Copy out lines with the word "Лента" from the material that follows.

+ + +

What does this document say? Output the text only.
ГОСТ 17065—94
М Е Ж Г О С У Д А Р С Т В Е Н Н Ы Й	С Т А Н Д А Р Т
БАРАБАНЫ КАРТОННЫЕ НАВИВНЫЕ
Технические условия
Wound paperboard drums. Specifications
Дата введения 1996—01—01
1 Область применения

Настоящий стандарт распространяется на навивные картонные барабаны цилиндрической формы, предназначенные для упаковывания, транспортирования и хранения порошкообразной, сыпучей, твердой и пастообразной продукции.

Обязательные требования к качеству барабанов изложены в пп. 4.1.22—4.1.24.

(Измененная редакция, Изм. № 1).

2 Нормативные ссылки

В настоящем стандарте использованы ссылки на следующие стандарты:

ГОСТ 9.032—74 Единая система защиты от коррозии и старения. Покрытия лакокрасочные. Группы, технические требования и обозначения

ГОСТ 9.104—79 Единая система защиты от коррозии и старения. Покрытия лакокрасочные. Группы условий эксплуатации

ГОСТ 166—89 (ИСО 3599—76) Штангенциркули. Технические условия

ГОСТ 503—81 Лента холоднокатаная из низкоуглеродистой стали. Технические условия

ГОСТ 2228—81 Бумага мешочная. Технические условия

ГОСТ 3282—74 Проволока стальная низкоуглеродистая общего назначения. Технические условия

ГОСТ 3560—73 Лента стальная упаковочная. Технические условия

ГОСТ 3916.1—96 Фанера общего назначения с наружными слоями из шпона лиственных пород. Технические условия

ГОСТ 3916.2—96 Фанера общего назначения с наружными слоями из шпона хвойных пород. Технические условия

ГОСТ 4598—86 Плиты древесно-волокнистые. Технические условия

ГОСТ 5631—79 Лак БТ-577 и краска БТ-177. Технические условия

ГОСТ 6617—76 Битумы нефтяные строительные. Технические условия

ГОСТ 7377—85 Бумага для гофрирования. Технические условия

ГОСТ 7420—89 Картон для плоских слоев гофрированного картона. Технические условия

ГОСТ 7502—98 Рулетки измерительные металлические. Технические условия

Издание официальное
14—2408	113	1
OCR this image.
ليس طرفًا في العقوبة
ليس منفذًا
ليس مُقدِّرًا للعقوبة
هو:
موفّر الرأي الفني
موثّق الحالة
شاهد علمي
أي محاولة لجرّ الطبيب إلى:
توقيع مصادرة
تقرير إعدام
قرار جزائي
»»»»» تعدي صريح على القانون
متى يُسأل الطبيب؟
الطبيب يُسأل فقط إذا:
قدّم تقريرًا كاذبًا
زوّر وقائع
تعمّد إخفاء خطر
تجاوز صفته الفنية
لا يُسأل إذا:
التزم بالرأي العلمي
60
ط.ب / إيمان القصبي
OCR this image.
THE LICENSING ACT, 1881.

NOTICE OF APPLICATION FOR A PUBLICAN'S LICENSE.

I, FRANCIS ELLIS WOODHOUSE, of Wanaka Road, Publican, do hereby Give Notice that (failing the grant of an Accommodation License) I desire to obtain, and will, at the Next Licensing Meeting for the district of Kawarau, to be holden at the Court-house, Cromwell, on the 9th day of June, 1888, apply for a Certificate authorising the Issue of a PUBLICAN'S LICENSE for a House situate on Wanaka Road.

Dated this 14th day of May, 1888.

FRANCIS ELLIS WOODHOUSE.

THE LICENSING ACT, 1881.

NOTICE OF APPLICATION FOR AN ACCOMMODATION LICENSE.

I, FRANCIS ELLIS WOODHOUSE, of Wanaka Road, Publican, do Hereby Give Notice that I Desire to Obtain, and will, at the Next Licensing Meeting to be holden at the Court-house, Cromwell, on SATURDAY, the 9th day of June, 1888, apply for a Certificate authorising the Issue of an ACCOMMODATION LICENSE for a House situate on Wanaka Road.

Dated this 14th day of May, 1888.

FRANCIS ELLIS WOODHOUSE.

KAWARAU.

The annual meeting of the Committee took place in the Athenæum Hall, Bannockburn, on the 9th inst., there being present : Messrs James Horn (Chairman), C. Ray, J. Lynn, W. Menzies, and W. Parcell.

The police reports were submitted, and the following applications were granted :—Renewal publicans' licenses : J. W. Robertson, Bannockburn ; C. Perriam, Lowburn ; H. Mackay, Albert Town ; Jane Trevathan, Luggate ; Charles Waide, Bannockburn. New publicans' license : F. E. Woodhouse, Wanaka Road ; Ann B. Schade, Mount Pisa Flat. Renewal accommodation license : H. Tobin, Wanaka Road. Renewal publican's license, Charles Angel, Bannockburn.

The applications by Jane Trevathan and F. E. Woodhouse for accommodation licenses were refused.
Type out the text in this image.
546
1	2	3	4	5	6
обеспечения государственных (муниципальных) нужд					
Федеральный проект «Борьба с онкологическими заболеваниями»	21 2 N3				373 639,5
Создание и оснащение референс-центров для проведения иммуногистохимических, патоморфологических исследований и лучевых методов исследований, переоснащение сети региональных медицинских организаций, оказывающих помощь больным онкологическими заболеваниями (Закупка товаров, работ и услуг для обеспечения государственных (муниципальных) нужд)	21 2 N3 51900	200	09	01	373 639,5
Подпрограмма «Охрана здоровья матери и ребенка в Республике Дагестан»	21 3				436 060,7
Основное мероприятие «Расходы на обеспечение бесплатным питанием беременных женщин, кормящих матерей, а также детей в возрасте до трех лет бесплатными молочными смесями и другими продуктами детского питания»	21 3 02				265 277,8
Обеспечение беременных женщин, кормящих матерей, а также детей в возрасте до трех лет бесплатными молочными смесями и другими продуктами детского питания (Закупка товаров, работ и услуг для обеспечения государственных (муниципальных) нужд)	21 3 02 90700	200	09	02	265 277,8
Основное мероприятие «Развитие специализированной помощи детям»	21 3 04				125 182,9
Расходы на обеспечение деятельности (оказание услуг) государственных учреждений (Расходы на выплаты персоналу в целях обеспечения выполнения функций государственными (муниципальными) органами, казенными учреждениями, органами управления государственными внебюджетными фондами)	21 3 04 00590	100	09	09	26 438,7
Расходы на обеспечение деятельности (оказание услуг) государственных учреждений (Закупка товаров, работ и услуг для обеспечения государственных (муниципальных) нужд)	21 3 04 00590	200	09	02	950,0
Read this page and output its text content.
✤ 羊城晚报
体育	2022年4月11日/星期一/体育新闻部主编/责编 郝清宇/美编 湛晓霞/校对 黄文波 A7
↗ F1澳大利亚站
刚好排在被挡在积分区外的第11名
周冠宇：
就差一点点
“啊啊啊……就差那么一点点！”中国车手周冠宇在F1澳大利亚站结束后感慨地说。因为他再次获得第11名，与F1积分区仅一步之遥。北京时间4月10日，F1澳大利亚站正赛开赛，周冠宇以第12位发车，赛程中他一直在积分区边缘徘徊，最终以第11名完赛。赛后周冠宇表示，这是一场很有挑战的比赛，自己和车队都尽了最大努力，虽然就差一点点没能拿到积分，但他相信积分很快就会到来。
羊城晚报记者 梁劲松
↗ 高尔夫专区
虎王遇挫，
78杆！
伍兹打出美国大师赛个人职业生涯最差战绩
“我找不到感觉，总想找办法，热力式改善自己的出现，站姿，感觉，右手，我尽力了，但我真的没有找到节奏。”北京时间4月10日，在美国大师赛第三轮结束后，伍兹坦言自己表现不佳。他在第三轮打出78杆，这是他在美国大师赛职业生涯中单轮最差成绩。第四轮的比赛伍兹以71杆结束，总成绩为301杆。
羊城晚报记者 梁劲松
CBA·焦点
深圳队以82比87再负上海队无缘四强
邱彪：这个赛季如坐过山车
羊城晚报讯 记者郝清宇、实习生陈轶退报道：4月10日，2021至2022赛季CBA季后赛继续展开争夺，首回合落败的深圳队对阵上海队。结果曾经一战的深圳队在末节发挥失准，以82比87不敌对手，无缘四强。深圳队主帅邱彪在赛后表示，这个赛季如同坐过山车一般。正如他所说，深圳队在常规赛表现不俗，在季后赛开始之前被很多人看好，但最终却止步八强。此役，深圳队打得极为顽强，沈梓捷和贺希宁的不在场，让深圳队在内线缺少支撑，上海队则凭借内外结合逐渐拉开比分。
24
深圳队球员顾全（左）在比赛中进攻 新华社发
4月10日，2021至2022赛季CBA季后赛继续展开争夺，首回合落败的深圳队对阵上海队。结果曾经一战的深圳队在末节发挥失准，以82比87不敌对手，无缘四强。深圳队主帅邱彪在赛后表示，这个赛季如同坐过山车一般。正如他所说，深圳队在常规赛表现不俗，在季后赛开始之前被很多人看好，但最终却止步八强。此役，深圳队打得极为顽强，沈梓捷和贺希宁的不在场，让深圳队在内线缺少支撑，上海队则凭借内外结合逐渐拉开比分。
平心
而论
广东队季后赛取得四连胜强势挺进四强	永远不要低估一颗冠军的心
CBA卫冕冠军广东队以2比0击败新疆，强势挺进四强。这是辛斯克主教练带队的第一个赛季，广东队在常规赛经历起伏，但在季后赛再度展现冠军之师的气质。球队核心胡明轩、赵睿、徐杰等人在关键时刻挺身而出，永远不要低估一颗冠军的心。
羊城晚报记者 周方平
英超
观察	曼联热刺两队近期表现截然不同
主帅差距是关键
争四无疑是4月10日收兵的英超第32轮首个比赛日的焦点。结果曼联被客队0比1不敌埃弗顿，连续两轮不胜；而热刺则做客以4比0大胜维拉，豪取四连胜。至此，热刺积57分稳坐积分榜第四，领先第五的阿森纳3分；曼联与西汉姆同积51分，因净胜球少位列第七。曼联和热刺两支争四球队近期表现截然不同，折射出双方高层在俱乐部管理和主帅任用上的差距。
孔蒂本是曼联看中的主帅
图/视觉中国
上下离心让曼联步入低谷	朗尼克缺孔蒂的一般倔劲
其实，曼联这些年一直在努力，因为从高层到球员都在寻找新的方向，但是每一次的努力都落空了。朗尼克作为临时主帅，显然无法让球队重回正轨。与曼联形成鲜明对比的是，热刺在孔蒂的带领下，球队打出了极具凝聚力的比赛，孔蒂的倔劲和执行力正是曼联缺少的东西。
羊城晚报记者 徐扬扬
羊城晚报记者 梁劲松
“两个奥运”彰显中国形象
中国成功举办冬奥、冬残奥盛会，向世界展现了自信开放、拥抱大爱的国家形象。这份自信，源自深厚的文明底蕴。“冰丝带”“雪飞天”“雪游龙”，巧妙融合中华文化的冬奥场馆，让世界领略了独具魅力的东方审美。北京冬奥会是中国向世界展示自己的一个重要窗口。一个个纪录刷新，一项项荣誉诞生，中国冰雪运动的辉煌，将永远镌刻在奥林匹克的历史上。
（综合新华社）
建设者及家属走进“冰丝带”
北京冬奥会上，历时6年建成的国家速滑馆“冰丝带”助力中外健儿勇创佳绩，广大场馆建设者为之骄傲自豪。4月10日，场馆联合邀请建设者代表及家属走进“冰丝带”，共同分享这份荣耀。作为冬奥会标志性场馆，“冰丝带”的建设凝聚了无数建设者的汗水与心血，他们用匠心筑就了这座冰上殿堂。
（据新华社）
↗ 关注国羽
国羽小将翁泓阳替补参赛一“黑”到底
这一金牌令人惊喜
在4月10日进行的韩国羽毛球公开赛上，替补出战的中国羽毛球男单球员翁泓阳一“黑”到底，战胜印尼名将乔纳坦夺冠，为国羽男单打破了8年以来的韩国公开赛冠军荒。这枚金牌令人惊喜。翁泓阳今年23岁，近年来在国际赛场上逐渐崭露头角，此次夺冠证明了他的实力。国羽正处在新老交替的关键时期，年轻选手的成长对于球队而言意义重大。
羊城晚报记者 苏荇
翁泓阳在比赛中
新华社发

+ + +

» **Result**:
ГОСТ 503—81 Лента холоднокатаная из низкоуглеродистой стали. Технические условия
ГОСТ 3560—73 Лента стальная упаковочная. Технические условия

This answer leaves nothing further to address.